Say how many lines hold the string "nombre", and nothing more.

((

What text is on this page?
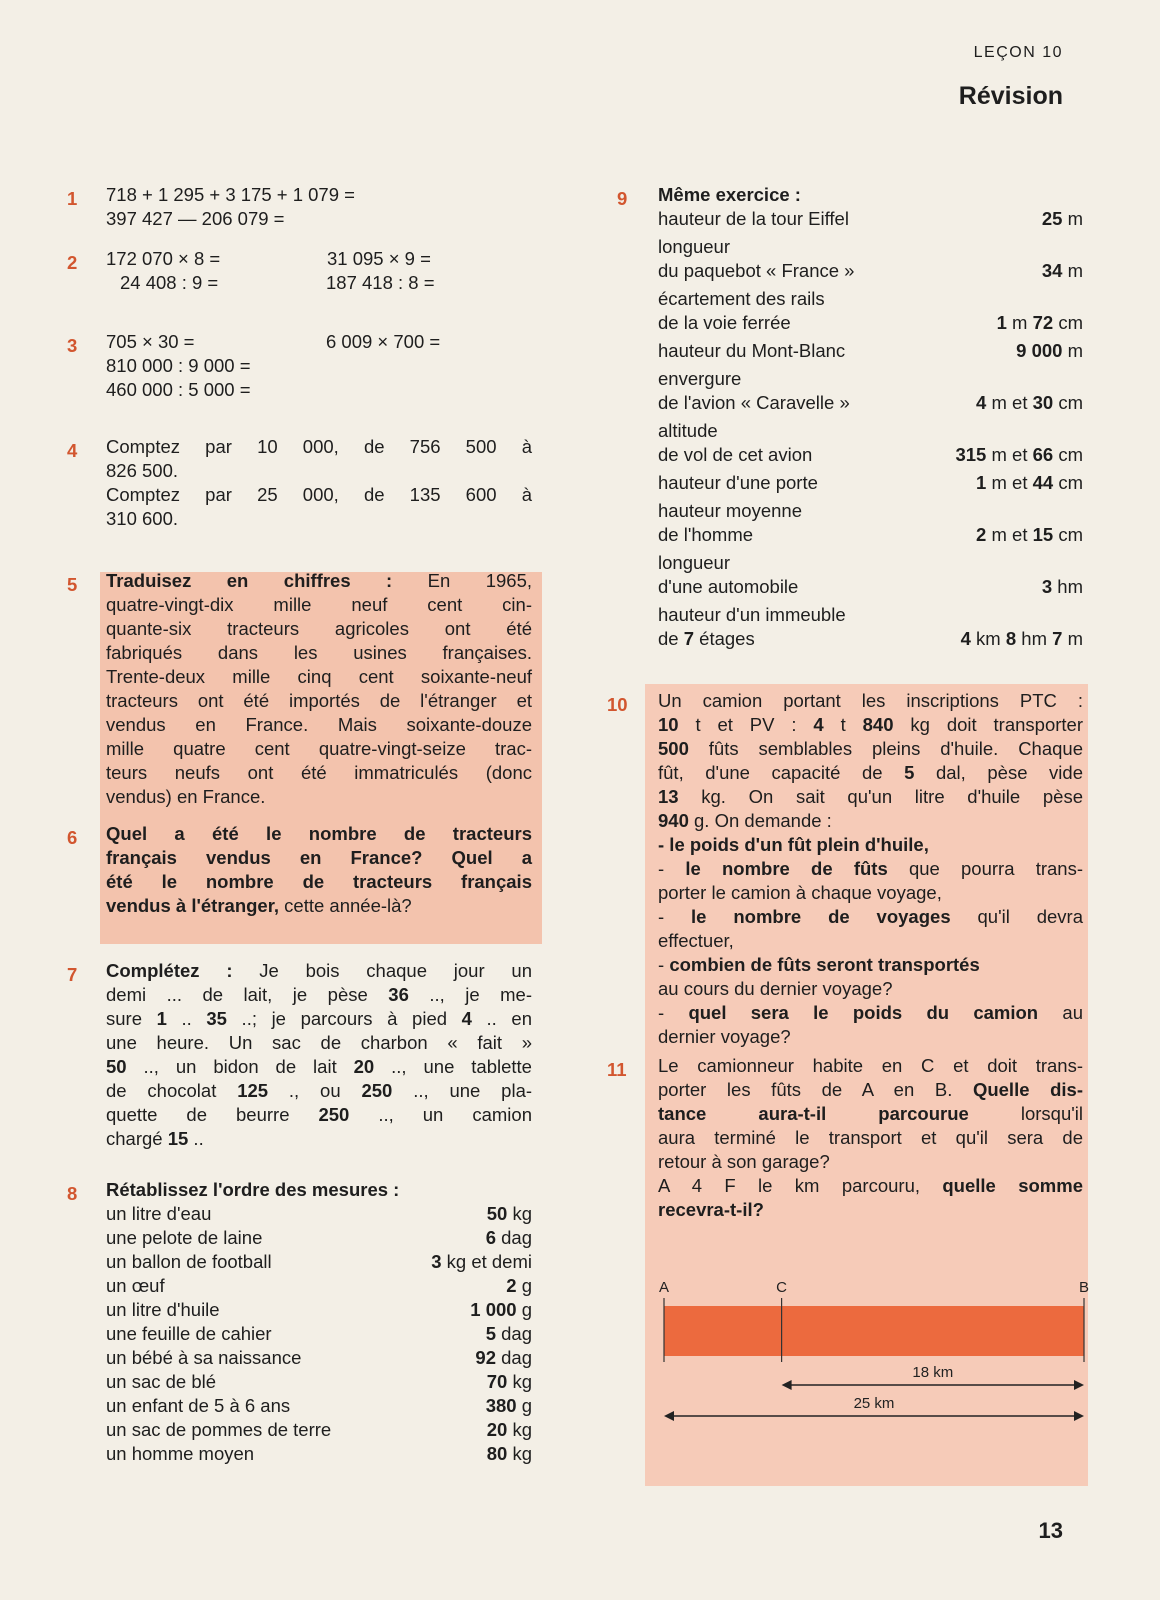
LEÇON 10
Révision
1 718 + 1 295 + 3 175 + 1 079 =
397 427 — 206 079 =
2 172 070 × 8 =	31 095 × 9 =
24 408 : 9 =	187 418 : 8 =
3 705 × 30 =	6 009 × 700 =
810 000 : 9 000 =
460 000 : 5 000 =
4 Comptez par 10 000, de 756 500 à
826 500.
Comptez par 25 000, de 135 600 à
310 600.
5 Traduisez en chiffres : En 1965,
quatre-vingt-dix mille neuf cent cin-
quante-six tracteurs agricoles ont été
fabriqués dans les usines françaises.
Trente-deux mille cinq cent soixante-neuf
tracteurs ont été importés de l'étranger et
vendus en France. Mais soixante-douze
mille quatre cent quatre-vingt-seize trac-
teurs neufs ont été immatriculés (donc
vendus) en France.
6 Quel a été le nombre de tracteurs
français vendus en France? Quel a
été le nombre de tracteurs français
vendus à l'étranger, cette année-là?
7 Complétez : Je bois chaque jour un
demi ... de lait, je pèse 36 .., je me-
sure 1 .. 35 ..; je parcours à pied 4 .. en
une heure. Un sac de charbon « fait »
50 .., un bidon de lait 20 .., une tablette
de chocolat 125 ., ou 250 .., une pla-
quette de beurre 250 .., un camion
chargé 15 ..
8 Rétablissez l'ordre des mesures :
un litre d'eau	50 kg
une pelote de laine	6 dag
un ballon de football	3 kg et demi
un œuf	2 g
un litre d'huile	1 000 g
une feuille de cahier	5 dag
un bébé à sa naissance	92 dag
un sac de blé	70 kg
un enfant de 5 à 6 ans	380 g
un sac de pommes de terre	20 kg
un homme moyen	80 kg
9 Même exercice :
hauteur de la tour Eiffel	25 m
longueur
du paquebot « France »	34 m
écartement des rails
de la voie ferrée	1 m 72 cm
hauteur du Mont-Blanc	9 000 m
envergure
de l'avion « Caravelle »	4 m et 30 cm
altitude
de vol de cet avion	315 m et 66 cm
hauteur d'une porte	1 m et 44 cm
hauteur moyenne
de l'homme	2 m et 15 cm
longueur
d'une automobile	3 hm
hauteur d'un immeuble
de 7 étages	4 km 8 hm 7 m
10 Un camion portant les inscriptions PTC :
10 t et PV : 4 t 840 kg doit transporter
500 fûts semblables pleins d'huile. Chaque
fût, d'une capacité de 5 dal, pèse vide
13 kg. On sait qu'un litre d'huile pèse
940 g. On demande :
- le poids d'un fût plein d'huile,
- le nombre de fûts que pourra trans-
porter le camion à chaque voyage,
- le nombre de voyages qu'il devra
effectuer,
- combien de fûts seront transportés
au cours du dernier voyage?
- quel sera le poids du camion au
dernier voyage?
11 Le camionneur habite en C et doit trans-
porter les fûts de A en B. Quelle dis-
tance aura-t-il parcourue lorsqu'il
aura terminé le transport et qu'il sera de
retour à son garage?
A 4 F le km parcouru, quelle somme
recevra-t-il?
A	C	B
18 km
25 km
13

))
((

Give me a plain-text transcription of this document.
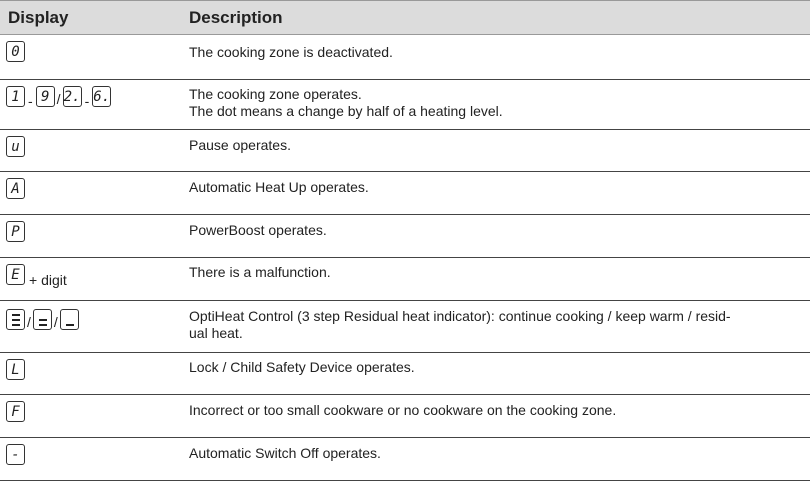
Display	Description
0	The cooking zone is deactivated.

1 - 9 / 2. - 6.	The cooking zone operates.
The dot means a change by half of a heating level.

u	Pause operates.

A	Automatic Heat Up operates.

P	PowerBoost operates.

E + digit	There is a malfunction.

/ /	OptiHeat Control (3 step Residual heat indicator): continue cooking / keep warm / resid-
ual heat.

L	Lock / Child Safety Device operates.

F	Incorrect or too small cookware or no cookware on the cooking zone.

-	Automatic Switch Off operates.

))

◆ WRITTEN ANSWER
4